◆ What you need to do ◆
Go through the entries and transcribe each one exactly, dropping the pictures.

[Data entries]
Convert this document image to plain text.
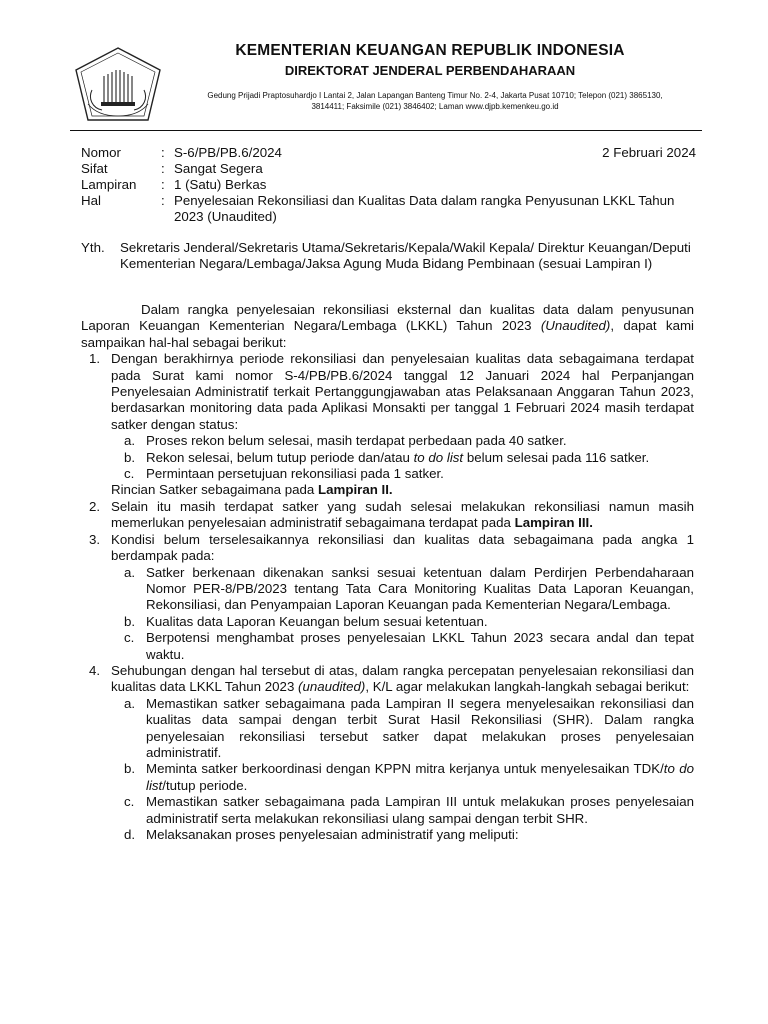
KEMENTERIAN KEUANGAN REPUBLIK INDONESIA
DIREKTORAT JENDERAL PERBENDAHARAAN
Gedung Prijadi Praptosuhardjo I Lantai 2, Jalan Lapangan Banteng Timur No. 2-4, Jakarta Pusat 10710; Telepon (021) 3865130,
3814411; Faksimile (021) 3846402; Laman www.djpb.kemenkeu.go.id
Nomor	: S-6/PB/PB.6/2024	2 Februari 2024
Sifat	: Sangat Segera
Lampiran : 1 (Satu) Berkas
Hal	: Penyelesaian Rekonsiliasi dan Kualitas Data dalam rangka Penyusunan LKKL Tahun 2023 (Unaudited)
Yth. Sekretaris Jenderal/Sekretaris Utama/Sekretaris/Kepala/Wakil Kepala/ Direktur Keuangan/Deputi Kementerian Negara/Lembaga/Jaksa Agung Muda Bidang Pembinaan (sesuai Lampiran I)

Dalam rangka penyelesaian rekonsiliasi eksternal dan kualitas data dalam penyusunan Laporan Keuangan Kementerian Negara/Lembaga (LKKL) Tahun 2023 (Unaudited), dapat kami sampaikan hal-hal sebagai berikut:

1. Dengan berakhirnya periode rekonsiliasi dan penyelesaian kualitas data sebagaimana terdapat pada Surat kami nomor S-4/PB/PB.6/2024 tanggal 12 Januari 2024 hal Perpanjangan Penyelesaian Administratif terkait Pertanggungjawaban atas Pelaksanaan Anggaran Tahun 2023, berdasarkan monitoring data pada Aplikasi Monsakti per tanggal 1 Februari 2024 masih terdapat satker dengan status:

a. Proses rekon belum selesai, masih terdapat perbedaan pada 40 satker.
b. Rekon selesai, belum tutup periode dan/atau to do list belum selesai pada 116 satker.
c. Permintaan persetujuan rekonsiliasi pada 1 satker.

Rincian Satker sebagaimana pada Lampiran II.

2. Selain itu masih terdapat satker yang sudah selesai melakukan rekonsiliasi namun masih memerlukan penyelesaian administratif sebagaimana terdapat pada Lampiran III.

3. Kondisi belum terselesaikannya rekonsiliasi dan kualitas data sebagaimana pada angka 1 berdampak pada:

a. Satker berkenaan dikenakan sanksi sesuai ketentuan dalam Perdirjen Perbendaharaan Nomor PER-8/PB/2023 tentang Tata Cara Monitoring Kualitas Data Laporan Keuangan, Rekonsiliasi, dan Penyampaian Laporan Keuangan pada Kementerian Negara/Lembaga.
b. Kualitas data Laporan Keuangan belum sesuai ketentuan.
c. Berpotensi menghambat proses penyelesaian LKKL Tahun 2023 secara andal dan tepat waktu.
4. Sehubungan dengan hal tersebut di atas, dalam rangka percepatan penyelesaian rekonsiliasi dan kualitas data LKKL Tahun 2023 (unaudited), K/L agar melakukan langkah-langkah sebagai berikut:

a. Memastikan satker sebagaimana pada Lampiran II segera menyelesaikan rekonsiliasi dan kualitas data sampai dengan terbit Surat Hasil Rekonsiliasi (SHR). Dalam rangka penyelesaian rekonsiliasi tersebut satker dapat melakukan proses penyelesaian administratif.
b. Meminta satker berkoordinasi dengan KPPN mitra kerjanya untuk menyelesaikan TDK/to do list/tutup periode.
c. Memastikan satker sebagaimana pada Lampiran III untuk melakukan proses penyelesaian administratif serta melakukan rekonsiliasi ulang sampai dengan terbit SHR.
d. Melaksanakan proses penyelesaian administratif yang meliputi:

◆ Result ◆
Convert this document image to plain text.
KEMENTERIAN KEUANGAN REPUBLIK INDONESIA
DIREKTORAT JENDERAL PERBENDAHARAAN
Gedung Prijadi Praptosuhardjo I Lantai 2, Jalan Lapangan Banteng Timur No. 2-4, Jakarta Pusat 10710; Telepon (021) 3865130,
3814411; Faksimile (021) 3846402; Laman www.djpb.kemenkeu.go.id
Nomor	: S-6/PB/PB.6/2024	2 Februari 2024
Sifat	: Sangat Segera
Lampiran : 1 (Satu) Berkas
Hal	: Penyelesaian Rekonsiliasi dan Kualitas Data dalam rangka Penyusunan LKKL Tahun 2023 (Unaudited)
Yth. Sekretaris Jenderal/Sekretaris Utama/Sekretaris/Kepala/Wakil Kepala/ Direktur Keuangan/Deputi Kementerian Negara/Lembaga/Jaksa Agung Muda Bidang Pembinaan (sesuai Lampiran I)

Dalam rangka penyelesaian rekonsiliasi eksternal dan kualitas data dalam penyusunan Laporan Keuangan Kementerian Negara/Lembaga (LKKL) Tahun 2023 (Unaudited), dapat kami sampaikan hal-hal sebagai berikut:

1. Dengan berakhirnya periode rekonsiliasi dan penyelesaian kualitas data sebagaimana terdapat pada Surat kami nomor S-4/PB/PB.6/2024 tanggal 12 Januari 2024 hal Perpanjangan Penyelesaian Administratif terkait Pertanggungjawaban atas Pelaksanaan Anggaran Tahun 2023, berdasarkan monitoring data pada Aplikasi Monsakti per tanggal 1 Februari 2024 masih terdapat satker dengan status:

a. Proses rekon belum selesai, masih terdapat perbedaan pada 40 satker.
b. Rekon selesai, belum tutup periode dan/atau to do list belum selesai pada 116 satker.
c. Permintaan persetujuan rekonsiliasi pada 1 satker.

Rincian Satker sebagaimana pada Lampiran II.

2. Selain itu masih terdapat satker yang sudah selesai melakukan rekonsiliasi namun masih memerlukan penyelesaian administratif sebagaimana terdapat pada Lampiran III.

3. Kondisi belum terselesaikannya rekonsiliasi dan kualitas data sebagaimana pada angka 1 berdampak pada:

a. Satker berkenaan dikenakan sanksi sesuai ketentuan dalam Perdirjen Perbendaharaan Nomor PER-8/PB/2023 tentang Tata Cara Monitoring Kualitas Data Laporan Keuangan, Rekonsiliasi, dan Penyampaian Laporan Keuangan pada Kementerian Negara/Lembaga.
b. Kualitas data Laporan Keuangan belum sesuai ketentuan.
c. Berpotensi menghambat proses penyelesaian LKKL Tahun 2023 secara andal dan tepat waktu.
4. Sehubungan dengan hal tersebut di atas, dalam rangka percepatan penyelesaian rekonsiliasi dan kualitas data LKKL Tahun 2023 (unaudited), K/L agar melakukan langkah-langkah sebagai berikut:

a. Memastikan satker sebagaimana pada Lampiran II segera menyelesaikan rekonsiliasi dan kualitas data sampai dengan terbit Surat Hasil Rekonsiliasi (SHR). Dalam rangka penyelesaian rekonsiliasi tersebut satker dapat melakukan proses penyelesaian administratif.
b. Meminta satker berkoordinasi dengan KPPN mitra kerjanya untuk menyelesaikan TDK/to do list/tutup periode.
c. Memastikan satker sebagaimana pada Lampiran III untuk melakukan proses penyelesaian administratif serta melakukan rekonsiliasi ulang sampai dengan terbit SHR.
d. Melaksanakan proses penyelesaian administratif yang meliputi:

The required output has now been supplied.